# Aim:
Return every record verbatim.

--- Begin Records shown ---

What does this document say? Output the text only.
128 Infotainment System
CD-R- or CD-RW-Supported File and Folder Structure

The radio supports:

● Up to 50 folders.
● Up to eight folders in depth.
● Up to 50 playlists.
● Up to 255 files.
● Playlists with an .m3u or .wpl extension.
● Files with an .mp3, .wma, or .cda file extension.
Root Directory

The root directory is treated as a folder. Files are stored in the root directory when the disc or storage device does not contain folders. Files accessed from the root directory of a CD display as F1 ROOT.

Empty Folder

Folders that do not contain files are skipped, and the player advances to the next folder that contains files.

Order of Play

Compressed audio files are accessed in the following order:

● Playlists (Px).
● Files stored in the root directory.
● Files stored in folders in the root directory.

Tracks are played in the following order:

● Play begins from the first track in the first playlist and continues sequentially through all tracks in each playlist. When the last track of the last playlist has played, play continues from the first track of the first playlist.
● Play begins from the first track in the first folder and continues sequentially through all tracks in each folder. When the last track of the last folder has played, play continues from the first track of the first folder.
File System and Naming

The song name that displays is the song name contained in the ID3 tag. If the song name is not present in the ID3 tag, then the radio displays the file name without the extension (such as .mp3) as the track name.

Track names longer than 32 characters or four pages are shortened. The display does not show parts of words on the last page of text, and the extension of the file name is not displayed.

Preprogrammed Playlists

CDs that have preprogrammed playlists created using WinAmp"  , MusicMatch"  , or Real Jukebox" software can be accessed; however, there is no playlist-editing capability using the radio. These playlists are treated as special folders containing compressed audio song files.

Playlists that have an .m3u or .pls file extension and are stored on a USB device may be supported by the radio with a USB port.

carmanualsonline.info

--- End Records shown ---

# Response to this exercise:
What does this document say? Output the text only.
128 Infotainment System
CD-R- or CD-RW-Supported File and Folder Structure

The radio supports:

● Up to 50 folders.
● Up to eight folders in depth.
● Up to 50 playlists.
● Up to 255 files.
● Playlists with an .m3u or .wpl extension.
● Files with an .mp3, .wma, or .cda file extension.
Root Directory

The root directory is treated as a folder. Files are stored in the root directory when the disc or storage device does not contain folders. Files accessed from the root directory of a CD display as F1 ROOT.

Empty Folder

Folders that do not contain files are skipped, and the player advances to the next folder that contains files.

Order of Play

Compressed audio files are accessed in the following order:

● Playlists (Px).
● Files stored in the root directory.
● Files stored in folders in the root directory.

Tracks are played in the following order:

● Play begins from the first track in the first playlist and continues sequentially through all tracks in each playlist. When the last track of the last playlist has played, play continues from the first track of the first playlist.
● Play begins from the first track in the first folder and continues sequentially through all tracks in each folder. When the last track of the last folder has played, play continues from the first track of the first folder.
File System and Naming

The song name that displays is the song name contained in the ID3 tag. If the song name is not present in the ID3 tag, then the radio displays the file name without the extension (such as .mp3) as the track name.

Track names longer than 32 characters or four pages are shortened. The display does not show parts of words on the last page of text, and the extension of the file name is not displayed.

Preprogrammed Playlists

CDs that have preprogrammed playlists created using WinAmp"  , MusicMatch"  , or Real Jukebox" software can be accessed; however, there is no playlist-editing capability using the radio. These playlists are treated as special folders containing compressed audio song files.

Playlists that have an .m3u or .pls file extension and are stored on a USB device may be supported by the radio with a USB port.

carmanualsonline.info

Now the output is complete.